--- GIVEN TEXT ---
========================

As an historical point, back in the days of magneto-resistive disk drive heads the folks making the read electronics were making ultra-low noise npn's with some simple tricks. No one outside the industry with the ability to do some reverse engineering would ever have noticed since IIRC there were never any patents or publications.
You're right. This is an interesting read from 2004 on the academic view on front end design challenges. https://core.ac.uk/download/pdf/4268554.pdf high passed at 250kHz mind!
it's easy to forget that the heads themselves on hard drives are non-trivial bits of fabrication!
it's easy to forget that the heads themselves on hard drives are non-trivial bits of fabrication!
That's the app note I quoted from, a few posts up https://www.diyaudio.com/forums/ana...tra-low-noise-mc-head-amp-34.html#post5839291
Once again, I beg to differ; 90% of code in all spice distros today is from the Berkeley original Spice. Everything coming in the last 30 years were only icings on the cake. All bugfix that I am aware of were not really bugs, but adjustments to the newer CPU architectures (larger FP precision, etc...).
KiCAD integration with ngspice would be a great thing, but is currently at the very beginning. Last time I tried, earlier this year, it was so hard to simulate even a one transistor gain stage that I ended giving up. Not even me, a hobbyist, can afford to spend that much time to complete an almost trivial job, with any degree of confidence.
The platters themselves too - many layers of carefully designed magnetic nano-materials, magnetic backings, wear-resistant and lubricant layers, and better than optically smooth, advances like 3D recording, and whatever else they've come up with since.

========================

--- REQUIREMENT 1 ---
In the forum thread, what share of the code in today's spice distributions is said to come from the original Berkeley Spice?
--- REQUIREMENT 2 ---
Reproduce the part of the forum thread that starts at the words "That's the app" and ends after the words "degree of confidence.".
The records have nothing to do with the forum thread.

--- INFORMATION SUPPLIED ---
========================

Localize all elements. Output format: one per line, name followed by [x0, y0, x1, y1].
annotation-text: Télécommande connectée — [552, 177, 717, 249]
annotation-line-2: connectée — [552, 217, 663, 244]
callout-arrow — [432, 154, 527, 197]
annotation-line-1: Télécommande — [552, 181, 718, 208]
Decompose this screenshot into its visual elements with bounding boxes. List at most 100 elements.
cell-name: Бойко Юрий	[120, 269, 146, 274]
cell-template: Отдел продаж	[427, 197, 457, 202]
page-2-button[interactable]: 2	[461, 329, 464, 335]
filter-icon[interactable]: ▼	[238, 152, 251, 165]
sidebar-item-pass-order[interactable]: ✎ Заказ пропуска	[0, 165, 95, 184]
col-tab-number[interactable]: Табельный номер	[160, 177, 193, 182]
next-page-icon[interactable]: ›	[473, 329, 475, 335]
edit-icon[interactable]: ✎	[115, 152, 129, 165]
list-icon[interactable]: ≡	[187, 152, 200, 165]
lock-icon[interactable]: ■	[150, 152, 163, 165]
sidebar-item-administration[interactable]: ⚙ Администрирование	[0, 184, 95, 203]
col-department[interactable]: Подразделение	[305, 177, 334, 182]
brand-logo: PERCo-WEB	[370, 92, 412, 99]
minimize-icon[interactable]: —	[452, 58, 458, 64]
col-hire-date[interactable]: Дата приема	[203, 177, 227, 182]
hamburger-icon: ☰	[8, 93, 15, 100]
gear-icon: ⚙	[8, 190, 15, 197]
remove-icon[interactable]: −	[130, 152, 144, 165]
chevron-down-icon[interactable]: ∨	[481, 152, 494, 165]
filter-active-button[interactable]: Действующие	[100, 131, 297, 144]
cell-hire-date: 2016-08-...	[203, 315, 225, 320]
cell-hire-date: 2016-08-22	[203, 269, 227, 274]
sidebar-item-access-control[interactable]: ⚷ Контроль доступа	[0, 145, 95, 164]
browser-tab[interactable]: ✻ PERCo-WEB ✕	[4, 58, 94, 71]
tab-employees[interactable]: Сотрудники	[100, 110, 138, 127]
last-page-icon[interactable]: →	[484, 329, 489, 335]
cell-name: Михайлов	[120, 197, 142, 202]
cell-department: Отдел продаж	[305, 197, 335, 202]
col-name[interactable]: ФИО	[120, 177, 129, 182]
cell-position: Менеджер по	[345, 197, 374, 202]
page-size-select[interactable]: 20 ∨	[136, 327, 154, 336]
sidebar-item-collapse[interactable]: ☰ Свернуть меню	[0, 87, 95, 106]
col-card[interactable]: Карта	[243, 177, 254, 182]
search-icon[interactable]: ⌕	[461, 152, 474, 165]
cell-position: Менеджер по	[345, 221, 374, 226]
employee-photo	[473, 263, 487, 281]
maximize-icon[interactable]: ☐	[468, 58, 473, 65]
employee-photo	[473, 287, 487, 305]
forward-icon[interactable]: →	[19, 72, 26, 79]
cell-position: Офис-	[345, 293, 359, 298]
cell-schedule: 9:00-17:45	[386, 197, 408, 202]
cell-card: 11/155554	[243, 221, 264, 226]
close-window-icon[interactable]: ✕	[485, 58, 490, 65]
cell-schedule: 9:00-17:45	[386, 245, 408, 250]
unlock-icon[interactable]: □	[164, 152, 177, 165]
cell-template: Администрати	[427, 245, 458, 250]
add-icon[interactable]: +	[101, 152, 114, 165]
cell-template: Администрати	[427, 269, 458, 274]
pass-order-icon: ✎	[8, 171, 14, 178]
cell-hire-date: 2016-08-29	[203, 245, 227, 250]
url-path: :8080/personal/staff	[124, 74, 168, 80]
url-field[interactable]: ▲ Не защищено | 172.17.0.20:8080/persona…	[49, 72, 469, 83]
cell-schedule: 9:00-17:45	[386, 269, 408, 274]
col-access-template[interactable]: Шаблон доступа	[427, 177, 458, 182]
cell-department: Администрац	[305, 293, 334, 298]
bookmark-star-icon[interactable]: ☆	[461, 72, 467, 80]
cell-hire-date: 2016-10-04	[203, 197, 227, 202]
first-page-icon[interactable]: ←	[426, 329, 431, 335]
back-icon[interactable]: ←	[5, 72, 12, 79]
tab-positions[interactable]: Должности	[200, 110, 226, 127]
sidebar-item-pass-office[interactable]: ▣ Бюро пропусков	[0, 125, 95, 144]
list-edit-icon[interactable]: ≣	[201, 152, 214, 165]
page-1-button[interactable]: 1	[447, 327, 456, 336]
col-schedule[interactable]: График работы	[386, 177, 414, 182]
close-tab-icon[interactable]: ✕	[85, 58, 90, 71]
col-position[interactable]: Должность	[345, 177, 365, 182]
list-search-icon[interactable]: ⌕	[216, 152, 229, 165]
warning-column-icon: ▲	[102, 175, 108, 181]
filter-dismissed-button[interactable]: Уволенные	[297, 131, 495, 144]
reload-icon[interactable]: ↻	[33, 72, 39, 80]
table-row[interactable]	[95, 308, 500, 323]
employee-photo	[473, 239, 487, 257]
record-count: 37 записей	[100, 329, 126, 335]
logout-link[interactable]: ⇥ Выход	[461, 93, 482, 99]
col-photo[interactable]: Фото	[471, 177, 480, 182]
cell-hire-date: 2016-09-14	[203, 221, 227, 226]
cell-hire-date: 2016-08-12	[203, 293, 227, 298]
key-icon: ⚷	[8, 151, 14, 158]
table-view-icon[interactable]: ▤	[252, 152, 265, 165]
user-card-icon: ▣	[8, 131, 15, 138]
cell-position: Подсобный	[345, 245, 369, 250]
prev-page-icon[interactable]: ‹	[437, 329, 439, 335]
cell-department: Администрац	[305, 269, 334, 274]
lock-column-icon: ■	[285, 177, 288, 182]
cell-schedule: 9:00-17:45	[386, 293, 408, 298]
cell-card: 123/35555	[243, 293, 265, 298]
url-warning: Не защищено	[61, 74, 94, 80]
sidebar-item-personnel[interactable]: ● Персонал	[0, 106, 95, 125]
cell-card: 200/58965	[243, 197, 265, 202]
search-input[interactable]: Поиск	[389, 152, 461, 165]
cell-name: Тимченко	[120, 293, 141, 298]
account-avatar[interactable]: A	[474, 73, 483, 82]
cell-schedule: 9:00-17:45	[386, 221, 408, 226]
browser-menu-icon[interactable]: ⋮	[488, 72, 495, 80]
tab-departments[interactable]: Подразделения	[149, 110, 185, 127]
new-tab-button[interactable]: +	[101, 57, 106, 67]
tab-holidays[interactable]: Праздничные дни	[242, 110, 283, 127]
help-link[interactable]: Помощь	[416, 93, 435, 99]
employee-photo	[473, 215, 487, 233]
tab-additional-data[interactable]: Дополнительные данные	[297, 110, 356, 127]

========================

--- EXERCISE OUTPUT 1 ---
90%

--- EXERCISE OUTPUT 2 ---
That's the app note I quoted from, a few posts up https://www.diyaudio.com/forums/ana...tra-low-noise-mc-head-amp-34.html#post5839291
Once again, I beg to differ; 90% of code in all spice distros today is from the Berkeley original Spice. Everything coming in the last 30 years were only icings on the cake. All bugfix that I am aware of were not really bugs, but adjustments to the newer CPU architectures (larger FP precision, etc...).
KiCAD integration with ngspice would be a great thing, but is currently at the very beginning. Last time I tried, earlier this year, it was so hard to simulate even a one transistor gain stage that I ended giving up. Not even me, a hobbyist, can afford to spend that much time to complete an almost trivial job, with any degree of confidence.